• Direction:
Report back each line of the records that contains the string "header".

(Records from a data source)
--- START ---

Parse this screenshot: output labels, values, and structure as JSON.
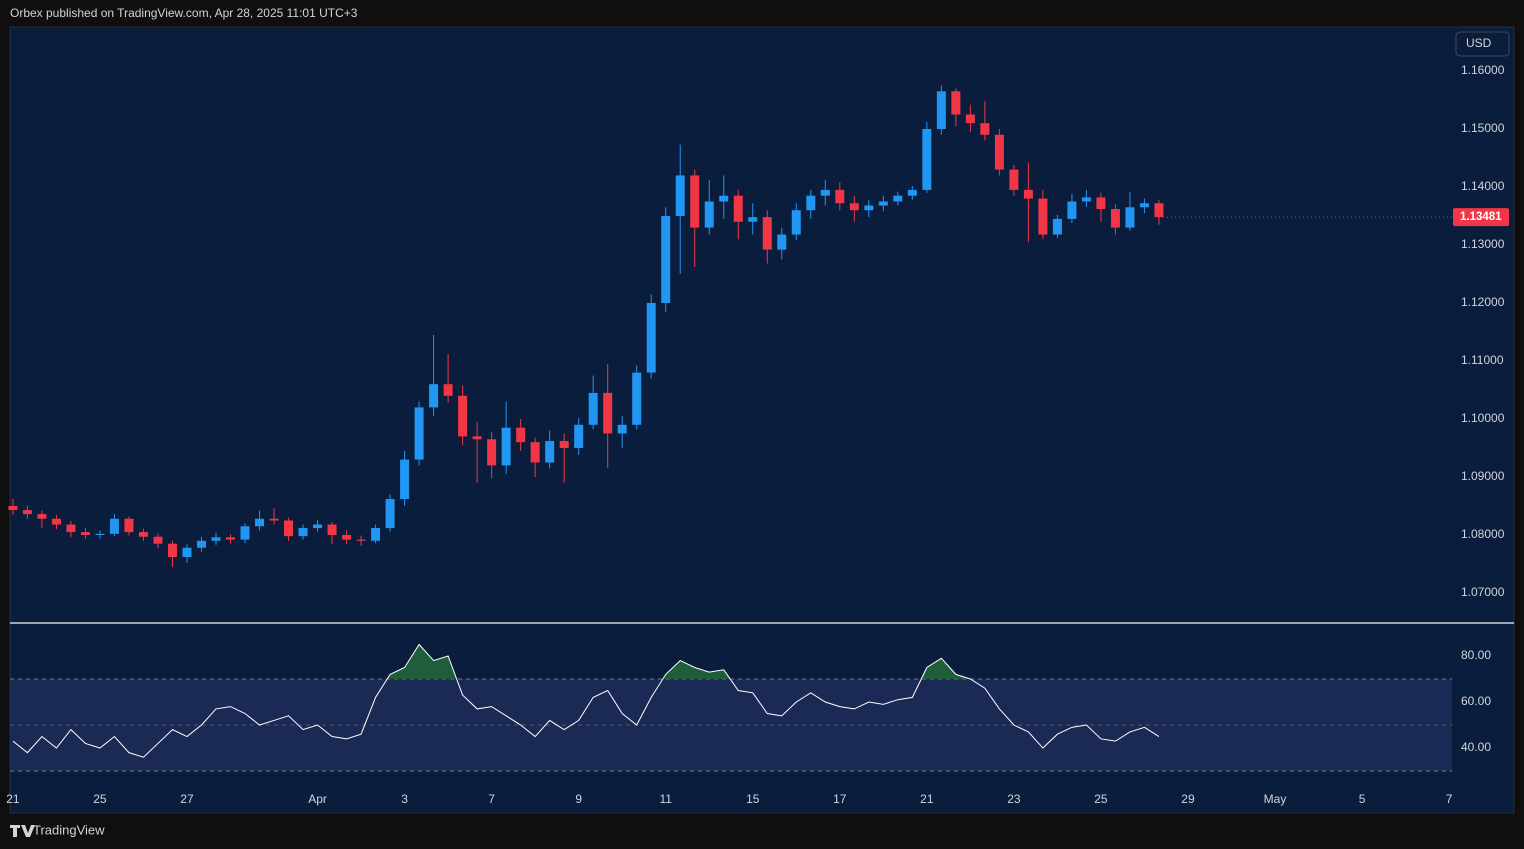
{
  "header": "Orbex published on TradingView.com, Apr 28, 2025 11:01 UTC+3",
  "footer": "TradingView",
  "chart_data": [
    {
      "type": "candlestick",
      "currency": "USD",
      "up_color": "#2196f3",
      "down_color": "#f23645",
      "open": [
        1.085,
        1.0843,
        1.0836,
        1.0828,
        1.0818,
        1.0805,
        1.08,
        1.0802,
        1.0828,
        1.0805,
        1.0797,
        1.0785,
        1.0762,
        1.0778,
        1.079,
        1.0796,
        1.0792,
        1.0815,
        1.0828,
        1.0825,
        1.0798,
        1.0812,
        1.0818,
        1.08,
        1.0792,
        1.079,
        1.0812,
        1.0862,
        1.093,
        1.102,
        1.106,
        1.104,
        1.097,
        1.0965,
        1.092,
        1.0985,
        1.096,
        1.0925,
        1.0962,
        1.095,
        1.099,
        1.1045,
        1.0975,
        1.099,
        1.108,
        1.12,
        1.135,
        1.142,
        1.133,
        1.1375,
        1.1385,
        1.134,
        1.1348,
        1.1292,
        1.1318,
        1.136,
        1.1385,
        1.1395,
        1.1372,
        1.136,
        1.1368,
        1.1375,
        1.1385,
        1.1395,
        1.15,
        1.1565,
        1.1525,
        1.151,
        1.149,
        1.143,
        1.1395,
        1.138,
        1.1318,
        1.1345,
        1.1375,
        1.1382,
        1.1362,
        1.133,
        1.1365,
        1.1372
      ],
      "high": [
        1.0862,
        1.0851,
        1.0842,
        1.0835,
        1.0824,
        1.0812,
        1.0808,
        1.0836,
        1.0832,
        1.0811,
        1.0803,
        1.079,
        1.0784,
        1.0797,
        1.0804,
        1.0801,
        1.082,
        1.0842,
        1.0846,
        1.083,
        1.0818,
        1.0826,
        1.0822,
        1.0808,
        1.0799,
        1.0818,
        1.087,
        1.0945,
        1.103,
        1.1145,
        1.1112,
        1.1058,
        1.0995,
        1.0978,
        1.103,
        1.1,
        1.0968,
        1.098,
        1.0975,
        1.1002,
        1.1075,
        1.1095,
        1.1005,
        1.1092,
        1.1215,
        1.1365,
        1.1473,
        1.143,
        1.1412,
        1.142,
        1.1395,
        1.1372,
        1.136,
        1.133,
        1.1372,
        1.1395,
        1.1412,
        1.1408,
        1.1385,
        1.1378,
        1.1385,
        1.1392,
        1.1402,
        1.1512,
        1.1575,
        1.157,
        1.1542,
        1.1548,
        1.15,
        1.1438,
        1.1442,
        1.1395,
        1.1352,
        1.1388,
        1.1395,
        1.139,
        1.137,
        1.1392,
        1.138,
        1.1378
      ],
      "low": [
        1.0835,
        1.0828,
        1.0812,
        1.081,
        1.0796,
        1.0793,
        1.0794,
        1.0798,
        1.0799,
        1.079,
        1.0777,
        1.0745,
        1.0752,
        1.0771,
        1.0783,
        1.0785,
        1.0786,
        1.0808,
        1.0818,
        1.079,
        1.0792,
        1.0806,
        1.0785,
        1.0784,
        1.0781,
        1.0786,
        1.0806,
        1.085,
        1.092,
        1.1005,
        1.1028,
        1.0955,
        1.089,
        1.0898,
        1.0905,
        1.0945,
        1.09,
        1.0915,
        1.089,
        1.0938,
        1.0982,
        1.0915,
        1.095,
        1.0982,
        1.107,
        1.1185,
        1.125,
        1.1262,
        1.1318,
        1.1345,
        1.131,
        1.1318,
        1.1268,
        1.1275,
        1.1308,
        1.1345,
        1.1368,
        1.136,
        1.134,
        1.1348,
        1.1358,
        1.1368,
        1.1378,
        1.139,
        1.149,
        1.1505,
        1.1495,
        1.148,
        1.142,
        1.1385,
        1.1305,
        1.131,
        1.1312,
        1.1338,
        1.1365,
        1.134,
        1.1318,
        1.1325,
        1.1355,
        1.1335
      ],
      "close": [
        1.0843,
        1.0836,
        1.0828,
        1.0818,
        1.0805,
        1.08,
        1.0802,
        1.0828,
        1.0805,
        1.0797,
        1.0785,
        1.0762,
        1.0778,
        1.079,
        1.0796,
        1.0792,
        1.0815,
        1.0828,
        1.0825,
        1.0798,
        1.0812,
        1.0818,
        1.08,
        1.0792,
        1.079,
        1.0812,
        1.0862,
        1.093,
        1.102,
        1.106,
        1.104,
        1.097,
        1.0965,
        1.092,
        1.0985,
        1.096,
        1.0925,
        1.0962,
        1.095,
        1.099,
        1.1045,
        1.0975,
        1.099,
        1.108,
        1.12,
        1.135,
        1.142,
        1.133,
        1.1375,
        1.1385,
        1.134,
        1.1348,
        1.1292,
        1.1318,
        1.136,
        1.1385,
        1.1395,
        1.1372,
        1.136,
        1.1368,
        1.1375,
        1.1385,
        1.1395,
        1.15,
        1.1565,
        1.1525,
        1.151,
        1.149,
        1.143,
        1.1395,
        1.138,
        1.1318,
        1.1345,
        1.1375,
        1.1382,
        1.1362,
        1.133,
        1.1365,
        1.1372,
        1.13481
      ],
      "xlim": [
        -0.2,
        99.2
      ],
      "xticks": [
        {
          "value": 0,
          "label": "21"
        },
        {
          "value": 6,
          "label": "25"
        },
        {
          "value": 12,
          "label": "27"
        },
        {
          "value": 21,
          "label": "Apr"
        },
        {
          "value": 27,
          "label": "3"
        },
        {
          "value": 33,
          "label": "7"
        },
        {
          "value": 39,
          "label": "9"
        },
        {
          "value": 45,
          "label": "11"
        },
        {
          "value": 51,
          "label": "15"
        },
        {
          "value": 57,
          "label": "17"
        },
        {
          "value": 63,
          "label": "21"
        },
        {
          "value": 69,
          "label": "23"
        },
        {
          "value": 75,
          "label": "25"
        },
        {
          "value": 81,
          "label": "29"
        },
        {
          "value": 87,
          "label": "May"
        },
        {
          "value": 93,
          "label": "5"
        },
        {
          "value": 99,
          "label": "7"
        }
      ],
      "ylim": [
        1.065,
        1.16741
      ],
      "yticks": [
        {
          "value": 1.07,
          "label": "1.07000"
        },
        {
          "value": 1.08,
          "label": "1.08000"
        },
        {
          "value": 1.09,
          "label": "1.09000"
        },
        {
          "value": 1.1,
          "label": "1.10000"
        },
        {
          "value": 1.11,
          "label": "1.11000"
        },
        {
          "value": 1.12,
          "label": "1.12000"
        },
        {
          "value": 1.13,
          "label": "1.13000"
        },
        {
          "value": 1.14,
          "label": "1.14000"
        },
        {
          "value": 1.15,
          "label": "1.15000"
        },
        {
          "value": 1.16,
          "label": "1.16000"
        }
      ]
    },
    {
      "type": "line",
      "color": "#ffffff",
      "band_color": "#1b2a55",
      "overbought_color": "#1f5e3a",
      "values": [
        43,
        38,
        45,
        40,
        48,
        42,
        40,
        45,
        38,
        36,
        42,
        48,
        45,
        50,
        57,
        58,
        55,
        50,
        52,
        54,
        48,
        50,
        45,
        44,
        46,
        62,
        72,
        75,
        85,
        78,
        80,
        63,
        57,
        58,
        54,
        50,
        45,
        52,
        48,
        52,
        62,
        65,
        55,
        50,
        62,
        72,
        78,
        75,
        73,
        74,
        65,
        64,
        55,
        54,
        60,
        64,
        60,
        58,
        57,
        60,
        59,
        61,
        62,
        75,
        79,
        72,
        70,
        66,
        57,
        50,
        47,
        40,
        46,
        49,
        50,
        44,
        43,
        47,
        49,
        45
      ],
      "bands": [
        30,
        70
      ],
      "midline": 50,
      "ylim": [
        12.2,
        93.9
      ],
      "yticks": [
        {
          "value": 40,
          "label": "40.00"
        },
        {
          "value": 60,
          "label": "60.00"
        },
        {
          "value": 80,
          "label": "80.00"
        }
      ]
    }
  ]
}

--- END ---
--- START ---

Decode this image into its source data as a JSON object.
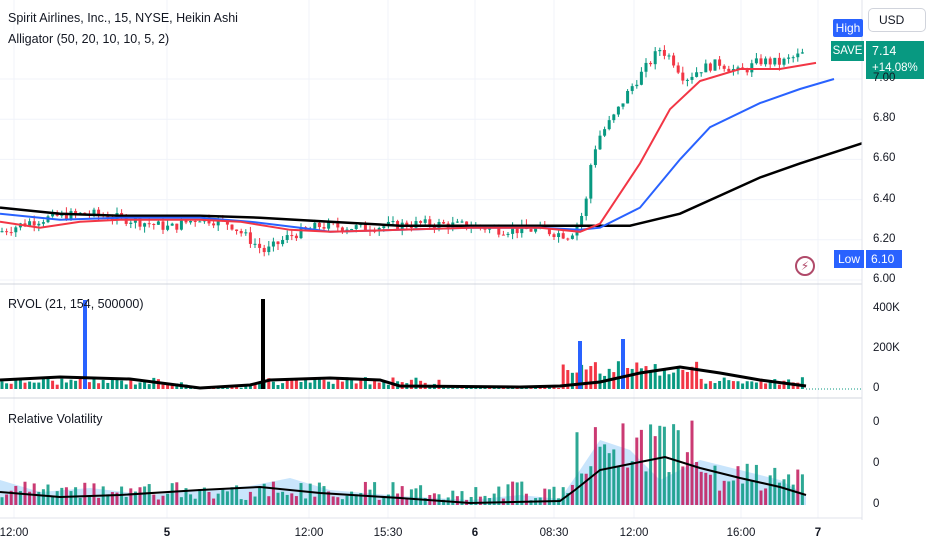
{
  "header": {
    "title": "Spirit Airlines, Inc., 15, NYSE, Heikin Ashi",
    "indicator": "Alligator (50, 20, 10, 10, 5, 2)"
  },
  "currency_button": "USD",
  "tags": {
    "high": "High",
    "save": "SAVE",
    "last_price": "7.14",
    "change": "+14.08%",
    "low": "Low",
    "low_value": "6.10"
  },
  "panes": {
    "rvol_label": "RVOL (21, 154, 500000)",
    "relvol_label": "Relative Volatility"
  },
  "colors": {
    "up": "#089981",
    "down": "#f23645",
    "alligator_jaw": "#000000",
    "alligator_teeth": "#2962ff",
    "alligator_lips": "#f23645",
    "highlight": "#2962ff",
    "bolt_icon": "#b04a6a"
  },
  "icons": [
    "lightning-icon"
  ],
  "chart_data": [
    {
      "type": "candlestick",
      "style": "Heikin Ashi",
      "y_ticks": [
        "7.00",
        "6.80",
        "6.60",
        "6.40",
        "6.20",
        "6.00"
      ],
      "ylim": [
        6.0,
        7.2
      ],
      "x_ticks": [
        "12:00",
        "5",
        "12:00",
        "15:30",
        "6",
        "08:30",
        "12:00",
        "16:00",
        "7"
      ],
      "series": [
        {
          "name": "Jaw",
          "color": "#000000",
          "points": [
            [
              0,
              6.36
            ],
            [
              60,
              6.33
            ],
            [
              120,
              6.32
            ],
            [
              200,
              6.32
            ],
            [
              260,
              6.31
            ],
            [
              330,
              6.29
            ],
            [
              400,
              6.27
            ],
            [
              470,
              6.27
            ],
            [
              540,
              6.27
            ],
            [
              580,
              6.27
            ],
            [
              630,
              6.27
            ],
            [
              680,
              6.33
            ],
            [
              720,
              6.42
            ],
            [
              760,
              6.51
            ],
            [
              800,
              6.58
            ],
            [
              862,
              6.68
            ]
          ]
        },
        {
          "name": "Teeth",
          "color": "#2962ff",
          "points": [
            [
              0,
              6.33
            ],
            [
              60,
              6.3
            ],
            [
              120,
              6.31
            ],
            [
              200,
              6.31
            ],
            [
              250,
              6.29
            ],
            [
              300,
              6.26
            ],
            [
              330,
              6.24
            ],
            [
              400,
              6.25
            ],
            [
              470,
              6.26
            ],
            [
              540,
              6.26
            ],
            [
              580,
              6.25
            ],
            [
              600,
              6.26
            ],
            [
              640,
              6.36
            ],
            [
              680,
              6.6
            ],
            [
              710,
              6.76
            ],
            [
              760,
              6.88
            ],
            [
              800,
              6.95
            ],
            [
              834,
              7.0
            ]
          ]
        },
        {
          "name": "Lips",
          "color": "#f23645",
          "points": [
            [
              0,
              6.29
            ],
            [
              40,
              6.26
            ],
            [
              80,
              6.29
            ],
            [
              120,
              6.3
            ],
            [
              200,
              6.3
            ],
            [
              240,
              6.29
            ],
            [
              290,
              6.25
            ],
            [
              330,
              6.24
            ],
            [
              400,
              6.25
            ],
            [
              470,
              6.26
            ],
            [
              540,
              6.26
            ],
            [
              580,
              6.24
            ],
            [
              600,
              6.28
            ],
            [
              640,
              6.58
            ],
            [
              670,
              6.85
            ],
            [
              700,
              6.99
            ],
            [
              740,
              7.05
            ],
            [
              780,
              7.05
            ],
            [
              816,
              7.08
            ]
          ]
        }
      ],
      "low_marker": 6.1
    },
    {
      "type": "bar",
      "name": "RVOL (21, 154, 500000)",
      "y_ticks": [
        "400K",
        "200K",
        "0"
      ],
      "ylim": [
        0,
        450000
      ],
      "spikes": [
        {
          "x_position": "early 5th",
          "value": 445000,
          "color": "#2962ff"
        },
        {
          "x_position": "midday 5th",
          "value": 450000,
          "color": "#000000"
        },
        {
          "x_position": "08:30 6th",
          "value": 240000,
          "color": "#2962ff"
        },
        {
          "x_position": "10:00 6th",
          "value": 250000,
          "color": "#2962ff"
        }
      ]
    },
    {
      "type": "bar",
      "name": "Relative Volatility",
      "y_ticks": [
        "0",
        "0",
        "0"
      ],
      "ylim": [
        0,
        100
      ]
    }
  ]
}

--- END ---

• Worked solution:
  "header": "Orbex published on TradingView.com, Apr 28, 2025 11:01 UTC+3",
  "header": {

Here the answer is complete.